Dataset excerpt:
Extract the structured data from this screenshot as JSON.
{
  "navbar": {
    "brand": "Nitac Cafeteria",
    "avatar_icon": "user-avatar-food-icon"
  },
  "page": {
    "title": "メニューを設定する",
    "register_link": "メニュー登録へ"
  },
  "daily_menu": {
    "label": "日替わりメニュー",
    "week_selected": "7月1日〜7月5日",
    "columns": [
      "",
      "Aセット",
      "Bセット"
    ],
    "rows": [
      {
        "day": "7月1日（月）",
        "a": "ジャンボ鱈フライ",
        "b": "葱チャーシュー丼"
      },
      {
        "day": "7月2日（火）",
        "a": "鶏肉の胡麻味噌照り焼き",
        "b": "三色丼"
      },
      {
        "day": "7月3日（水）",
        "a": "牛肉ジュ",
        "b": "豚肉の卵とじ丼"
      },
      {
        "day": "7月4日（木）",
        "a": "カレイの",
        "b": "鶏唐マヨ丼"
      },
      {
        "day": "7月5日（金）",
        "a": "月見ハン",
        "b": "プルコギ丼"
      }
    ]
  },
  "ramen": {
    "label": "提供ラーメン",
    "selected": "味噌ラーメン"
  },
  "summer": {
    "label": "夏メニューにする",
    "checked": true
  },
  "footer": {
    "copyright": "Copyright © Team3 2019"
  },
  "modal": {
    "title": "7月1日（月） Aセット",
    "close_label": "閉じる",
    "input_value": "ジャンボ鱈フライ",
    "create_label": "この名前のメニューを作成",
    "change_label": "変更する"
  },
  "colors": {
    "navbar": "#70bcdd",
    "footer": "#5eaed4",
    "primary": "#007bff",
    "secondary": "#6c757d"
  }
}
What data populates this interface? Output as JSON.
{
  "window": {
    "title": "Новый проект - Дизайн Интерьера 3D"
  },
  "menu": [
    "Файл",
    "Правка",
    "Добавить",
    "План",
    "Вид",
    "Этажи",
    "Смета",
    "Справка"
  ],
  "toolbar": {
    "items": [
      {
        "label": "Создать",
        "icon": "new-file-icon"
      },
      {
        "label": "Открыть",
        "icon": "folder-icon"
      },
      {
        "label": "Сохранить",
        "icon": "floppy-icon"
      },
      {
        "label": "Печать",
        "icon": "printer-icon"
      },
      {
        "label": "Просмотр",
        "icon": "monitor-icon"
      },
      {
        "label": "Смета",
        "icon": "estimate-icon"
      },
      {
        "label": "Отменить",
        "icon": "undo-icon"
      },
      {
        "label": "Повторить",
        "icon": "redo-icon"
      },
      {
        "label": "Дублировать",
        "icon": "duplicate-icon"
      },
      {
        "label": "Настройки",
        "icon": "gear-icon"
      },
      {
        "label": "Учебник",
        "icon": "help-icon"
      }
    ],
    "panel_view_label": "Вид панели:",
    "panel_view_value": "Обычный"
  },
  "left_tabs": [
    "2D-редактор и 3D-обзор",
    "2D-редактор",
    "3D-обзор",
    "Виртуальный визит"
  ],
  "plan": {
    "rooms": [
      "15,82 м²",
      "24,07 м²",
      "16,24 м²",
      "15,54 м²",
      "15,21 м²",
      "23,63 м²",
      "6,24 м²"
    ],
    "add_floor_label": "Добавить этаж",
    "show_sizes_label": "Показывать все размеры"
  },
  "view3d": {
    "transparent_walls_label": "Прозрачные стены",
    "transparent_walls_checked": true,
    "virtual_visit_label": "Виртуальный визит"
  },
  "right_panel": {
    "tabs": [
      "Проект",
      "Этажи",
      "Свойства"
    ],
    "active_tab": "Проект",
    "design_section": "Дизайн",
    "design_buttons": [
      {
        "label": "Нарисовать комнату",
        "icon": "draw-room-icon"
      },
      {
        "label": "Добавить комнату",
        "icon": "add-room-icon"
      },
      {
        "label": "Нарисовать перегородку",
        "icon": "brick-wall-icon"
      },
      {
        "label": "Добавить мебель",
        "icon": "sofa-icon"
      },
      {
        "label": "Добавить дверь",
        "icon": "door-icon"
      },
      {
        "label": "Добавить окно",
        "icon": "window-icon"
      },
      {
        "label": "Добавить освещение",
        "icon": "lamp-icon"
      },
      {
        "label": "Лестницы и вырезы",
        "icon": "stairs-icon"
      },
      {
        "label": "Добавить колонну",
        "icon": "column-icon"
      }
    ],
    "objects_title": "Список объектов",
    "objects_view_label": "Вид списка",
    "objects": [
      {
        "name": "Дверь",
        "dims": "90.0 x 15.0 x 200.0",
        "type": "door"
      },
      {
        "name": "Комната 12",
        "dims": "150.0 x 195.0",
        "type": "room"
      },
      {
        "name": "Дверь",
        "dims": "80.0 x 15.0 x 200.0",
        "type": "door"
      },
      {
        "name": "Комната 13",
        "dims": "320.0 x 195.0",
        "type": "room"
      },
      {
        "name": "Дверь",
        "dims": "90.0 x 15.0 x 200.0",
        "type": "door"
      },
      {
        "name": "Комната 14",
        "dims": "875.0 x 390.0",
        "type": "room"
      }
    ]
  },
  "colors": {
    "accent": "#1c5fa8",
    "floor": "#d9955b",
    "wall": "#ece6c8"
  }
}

PROBLEM REQUIREMENTS:
Report how many lines hold the string "Комната", giving the number and nothing else.

TASK RESULT:
3